**What the task requires**
Write out all the material exactly. Leave nothing out.
═══
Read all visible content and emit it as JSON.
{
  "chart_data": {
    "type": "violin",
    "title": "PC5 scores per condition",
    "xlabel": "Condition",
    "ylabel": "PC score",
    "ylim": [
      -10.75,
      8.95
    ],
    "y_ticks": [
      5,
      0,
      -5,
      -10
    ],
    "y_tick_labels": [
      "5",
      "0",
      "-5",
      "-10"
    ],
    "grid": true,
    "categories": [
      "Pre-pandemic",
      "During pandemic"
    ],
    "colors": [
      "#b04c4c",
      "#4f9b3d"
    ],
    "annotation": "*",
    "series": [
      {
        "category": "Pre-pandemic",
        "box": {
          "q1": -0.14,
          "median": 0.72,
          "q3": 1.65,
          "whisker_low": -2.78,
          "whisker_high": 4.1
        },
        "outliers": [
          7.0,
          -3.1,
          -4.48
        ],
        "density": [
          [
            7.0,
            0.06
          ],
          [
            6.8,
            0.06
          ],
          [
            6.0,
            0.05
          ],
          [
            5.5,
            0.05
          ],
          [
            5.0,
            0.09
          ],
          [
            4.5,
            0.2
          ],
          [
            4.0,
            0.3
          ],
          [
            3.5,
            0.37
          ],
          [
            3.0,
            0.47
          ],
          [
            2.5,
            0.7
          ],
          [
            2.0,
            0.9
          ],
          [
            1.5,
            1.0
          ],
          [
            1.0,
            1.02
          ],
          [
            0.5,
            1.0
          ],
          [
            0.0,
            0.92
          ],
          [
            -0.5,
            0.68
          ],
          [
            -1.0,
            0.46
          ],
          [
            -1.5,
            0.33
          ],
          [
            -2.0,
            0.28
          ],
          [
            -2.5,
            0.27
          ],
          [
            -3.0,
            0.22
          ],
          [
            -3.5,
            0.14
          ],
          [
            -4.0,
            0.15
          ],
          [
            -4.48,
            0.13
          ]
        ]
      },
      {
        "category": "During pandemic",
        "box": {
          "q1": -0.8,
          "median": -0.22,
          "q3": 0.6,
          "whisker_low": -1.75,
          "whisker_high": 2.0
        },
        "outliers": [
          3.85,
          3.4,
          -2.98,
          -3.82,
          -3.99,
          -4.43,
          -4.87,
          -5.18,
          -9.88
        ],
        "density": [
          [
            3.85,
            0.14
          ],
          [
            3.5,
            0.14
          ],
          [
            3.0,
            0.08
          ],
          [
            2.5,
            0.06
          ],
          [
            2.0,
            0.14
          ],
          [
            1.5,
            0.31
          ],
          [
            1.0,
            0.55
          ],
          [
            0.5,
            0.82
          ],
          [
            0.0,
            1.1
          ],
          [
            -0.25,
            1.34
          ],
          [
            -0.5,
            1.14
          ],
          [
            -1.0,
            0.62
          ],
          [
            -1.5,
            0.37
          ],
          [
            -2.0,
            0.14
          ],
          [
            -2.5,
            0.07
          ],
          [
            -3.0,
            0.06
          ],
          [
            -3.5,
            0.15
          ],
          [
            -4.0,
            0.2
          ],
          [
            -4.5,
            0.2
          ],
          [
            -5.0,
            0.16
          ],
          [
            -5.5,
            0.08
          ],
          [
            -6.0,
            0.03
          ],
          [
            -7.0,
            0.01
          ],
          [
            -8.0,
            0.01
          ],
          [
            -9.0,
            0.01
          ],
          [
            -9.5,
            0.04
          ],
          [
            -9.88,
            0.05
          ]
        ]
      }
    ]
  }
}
═══
**Solution**
Read all visible content and emit it as JSON.
{
  "chart_data": {
    "type": "violin",
    "title": "PC5 scores per condition",
    "xlabel": "Condition",
    "ylabel": "PC score",
    "ylim": [
      -10.75,
      8.95
    ],
    "y_ticks": [
      5,
      0,
      -5,
      -10
    ],
    "y_tick_labels": [
      "5",
      "0",
      "-5",
      "-10"
    ],
    "grid": true,
    "categories": [
      "Pre-pandemic",
      "During pandemic"
    ],
    "colors": [
      "#b04c4c",
      "#4f9b3d"
    ],
    "annotation": "*",
    "series": [
      {
        "category": "Pre-pandemic",
        "box": {
          "q1": -0.14,
          "median": 0.72,
          "q3": 1.65,
          "whisker_low": -2.78,
          "whisker_high": 4.1
        },
        "outliers": [
          7.0,
          -3.1,
          -4.48
        ],
        "density": [
          [
            7.0,
            0.06
          ],
          [
            6.8,
            0.06
          ],
          [
            6.0,
            0.05
          ],
          [
            5.5,
            0.05
          ],
          [
            5.0,
            0.09
          ],
          [
            4.5,
            0.2
          ],
          [
            4.0,
            0.3
          ],
          [
            3.5,
            0.37
          ],
          [
            3.0,
            0.47
          ],
          [
            2.5,
            0.7
          ],
          [
            2.0,
            0.9
          ],
          [
            1.5,
            1.0
          ],
          [
            1.0,
            1.02
          ],
          [
            0.5,
            1.0
          ],
          [
            0.0,
            0.92
          ],
          [
            -0.5,
            0.68
          ],
          [
            -1.0,
            0.46
          ],
          [
            -1.5,
            0.33
          ],
          [
            -2.0,
            0.28
          ],
          [
            -2.5,
            0.27
          ],
          [
            -3.0,
            0.22
          ],
          [
            -3.5,
            0.14
          ],
          [
            -4.0,
            0.15
          ],
          [
            -4.48,
            0.13
          ]
        ]
      },
      {
        "category": "During pandemic",
        "box": {
          "q1": -0.8,
          "median": -0.22,
          "q3": 0.6,
          "whisker_low": -1.75,
          "whisker_high": 2.0
        },
        "outliers": [
          3.85,
          3.4,
          -2.98,
          -3.82,
          -3.99,
          -4.43,
          -4.87,
          -5.18,
          -9.88
        ],
        "density": [
          [
            3.85,
            0.14
          ],
          [
            3.5,
            0.14
          ],
          [
            3.0,
            0.08
          ],
          [
            2.5,
            0.06
          ],
          [
            2.0,
            0.14
          ],
          [
            1.5,
            0.31
          ],
          [
            1.0,
            0.55
          ],
          [
            0.5,
            0.82
          ],
          [
            0.0,
            1.1
          ],
          [
            -0.25,
            1.34
          ],
          [
            -0.5,
            1.14
          ],
          [
            -1.0,
            0.62
          ],
          [
            -1.5,
            0.37
          ],
          [
            -2.0,
            0.14
          ],
          [
            -2.5,
            0.07
          ],
          [
            -3.0,
            0.06
          ],
          [
            -3.5,
            0.15
          ],
          [
            -4.0,
            0.2
          ],
          [
            -4.5,
            0.2
          ],
          [
            -5.0,
            0.16
          ],
          [
            -5.5,
            0.08
          ],
          [
            -6.0,
            0.03
          ],
          [
            -7.0,
            0.01
          ],
          [
            -8.0,
            0.01
          ],
          [
            -9.0,
            0.01
          ],
          [
            -9.5,
            0.04
          ],
          [
            -9.88,
            0.05
          ]
        ]
      }
    ]
  }
}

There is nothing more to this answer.